Restate the entries below word for word, omitting nothing.

[begin EXTRACTED RECORDS]

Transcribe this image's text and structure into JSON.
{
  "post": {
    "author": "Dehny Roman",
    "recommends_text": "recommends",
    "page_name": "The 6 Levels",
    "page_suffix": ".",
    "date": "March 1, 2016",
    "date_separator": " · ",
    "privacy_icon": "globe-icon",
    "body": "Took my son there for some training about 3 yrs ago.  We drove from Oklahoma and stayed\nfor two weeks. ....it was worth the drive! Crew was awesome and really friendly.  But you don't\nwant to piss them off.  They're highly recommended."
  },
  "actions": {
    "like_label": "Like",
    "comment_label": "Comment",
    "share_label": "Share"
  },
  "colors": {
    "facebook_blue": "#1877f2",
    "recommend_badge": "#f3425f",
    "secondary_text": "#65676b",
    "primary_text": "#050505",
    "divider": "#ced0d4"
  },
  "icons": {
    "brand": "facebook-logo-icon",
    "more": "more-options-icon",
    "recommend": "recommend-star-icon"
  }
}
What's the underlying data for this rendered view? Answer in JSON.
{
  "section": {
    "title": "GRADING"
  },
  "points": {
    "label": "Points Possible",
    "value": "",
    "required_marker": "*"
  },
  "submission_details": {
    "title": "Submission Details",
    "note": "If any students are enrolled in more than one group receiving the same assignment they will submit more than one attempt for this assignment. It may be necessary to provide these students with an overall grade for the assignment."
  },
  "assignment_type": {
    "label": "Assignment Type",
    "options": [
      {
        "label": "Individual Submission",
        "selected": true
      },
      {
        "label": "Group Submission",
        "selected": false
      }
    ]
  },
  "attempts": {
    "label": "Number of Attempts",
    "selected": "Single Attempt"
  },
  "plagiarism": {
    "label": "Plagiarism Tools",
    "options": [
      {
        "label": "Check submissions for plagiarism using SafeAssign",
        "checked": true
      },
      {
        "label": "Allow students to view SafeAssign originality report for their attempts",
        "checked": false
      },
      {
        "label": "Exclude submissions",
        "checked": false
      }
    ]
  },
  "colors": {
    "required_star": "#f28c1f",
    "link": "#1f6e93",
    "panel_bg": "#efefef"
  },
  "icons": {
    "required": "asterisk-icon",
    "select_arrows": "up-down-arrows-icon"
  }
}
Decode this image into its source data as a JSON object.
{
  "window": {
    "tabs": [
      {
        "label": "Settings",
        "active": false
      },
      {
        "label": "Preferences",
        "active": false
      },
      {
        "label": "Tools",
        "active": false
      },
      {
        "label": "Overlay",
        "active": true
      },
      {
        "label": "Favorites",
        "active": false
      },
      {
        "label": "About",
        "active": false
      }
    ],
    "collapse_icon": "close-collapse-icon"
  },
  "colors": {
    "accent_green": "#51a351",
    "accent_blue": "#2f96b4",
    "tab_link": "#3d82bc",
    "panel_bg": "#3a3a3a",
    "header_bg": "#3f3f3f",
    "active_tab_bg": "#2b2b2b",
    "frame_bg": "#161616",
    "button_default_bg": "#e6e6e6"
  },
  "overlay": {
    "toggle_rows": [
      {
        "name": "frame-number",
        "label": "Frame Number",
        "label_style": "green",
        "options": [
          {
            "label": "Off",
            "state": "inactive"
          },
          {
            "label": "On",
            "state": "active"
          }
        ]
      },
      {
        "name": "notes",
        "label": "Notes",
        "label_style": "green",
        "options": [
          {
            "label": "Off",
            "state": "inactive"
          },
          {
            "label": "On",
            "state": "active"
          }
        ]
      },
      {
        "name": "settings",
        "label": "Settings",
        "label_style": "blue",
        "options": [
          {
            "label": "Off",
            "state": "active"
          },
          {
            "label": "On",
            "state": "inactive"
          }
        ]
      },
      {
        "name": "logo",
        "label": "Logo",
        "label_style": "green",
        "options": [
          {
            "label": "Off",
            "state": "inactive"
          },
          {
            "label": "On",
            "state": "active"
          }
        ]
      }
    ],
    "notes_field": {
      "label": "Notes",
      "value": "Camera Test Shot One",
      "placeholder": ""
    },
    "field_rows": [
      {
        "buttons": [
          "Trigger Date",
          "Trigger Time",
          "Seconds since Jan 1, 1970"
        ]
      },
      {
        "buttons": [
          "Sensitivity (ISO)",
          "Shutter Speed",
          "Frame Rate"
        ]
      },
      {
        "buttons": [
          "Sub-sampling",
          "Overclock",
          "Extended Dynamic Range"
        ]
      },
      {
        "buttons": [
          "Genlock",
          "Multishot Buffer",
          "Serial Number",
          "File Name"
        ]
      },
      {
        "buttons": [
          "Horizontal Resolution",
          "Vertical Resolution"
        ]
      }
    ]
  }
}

[end EXTRACTED RECORDS]

— TASK OUTPUT —
Transcribe this image's text and structure into JSON.
{
  "post": {
    "author": "Dehny Roman",
    "recommends_text": "recommends",
    "page_name": "The 6 Levels",
    "page_suffix": ".",
    "date": "March 1, 2016",
    "date_separator": " · ",
    "privacy_icon": "globe-icon",
    "body": "Took my son there for some training about 3 yrs ago.  We drove from Oklahoma and stayed\nfor two weeks. ....it was worth the drive! Crew was awesome and really friendly.  But you don't\nwant to piss them off.  They're highly recommended."
  },
  "actions": {
    "like_label": "Like",
    "comment_label": "Comment",
    "share_label": "Share"
  },
  "colors": {
    "facebook_blue": "#1877f2",
    "recommend_badge": "#f3425f",
    "secondary_text": "#65676b",
    "primary_text": "#050505",
    "divider": "#ced0d4"
  },
  "icons": {
    "brand": "facebook-logo-icon",
    "more": "more-options-icon",
    "recommend": "recommend-star-icon"
  }
}
What's the underlying data for this rendered view? Answer in JSON.
{
  "section": {
    "title": "GRADING"
  },
  "points": {
    "label": "Points Possible",
    "value": "",
    "required_marker": "*"
  },
  "submission_details": {
    "title": "Submission Details",
    "note": "If any students are enrolled in more than one group receiving the same assignment they will submit more than one attempt for this assignment. It may be necessary to provide these students with an overall grade for the assignment."
  },
  "assignment_type": {
    "label": "Assignment Type",
    "options": [
      {
        "label": "Individual Submission",
        "selected": true
      },
      {
        "label": "Group Submission",
        "selected": false
      }
    ]
  },
  "attempts": {
    "label": "Number of Attempts",
    "selected": "Single Attempt"
  },
  "plagiarism": {
    "label": "Plagiarism Tools",
    "options": [
      {
        "label": "Check submissions for plagiarism using SafeAssign",
        "checked": true
      },
      {
        "label": "Allow students to view SafeAssign originality report for their attempts",
        "checked": false
      },
      {
        "label": "Exclude submissions",
        "checked": false
      }
    ]
  },
  "colors": {
    "required_star": "#f28c1f",
    "link": "#1f6e93",
    "panel_bg": "#efefef"
  },
  "icons": {
    "required": "asterisk-icon",
    "select_arrows": "up-down-arrows-icon"
  }
}
Decode this image into its source data as a JSON object.
{
  "window": {
    "tabs": [
      {
        "label": "Settings",
        "active": false
      },
      {
        "label": "Preferences",
        "active": false
      },
      {
        "label": "Tools",
        "active": false
      },
      {
        "label": "Overlay",
        "active": true
      },
      {
        "label": "Favorites",
        "active": false
      },
      {
        "label": "About",
        "active": false
      }
    ],
    "collapse_icon": "close-collapse-icon"
  },
  "colors": {
    "accent_green": "#51a351",
    "accent_blue": "#2f96b4",
    "tab_link": "#3d82bc",
    "panel_bg": "#3a3a3a",
    "header_bg": "#3f3f3f",
    "active_tab_bg": "#2b2b2b",
    "frame_bg": "#161616",
    "button_default_bg": "#e6e6e6"
  },
  "overlay": {
    "toggle_rows": [
      {
        "name": "frame-number",
        "label": "Frame Number",
        "label_style": "green",
        "options": [
          {
            "label": "Off",
            "state": "inactive"
          },
          {
            "label": "On",
            "state": "active"
          }
        ]
      },
      {
        "name": "notes",
        "label": "Notes",
        "label_style": "green",
        "options": [
          {
            "label": "Off",
            "state": "inactive"
          },
          {
            "label": "On",
            "state": "active"
          }
        ]
      },
      {
        "name": "settings",
        "label": "Settings",
        "label_style": "blue",
        "options": [
          {
            "label": "Off",
            "state": "active"
          },
          {
            "label": "On",
            "state": "inactive"
          }
        ]
      },
      {
        "name": "logo",
        "label": "Logo",
        "label_style": "green",
        "options": [
          {
            "label": "Off",
            "state": "inactive"
          },
          {
            "label": "On",
            "state": "active"
          }
        ]
      }
    ],
    "notes_field": {
      "label": "Notes",
      "value": "Camera Test Shot One",
      "placeholder": ""
    },
    "field_rows": [
      {
        "buttons": [
          "Trigger Date",
          "Trigger Time",
          "Seconds since Jan 1, 1970"
        ]
      },
      {
        "buttons": [
          "Sensitivity (ISO)",
          "Shutter Speed",
          "Frame Rate"
        ]
      },
      {
        "buttons": [
          "Sub-sampling",
          "Overclock",
          "Extended Dynamic Range"
        ]
      },
      {
        "buttons": [
          "Genlock",
          "Multishot Buffer",
          "Serial Number",
          "File Name"
        ]
      },
      {
        "buttons": [
          "Horizontal Resolution",
          "Vertical Resolution"
        ]
      }
    ]
  }
}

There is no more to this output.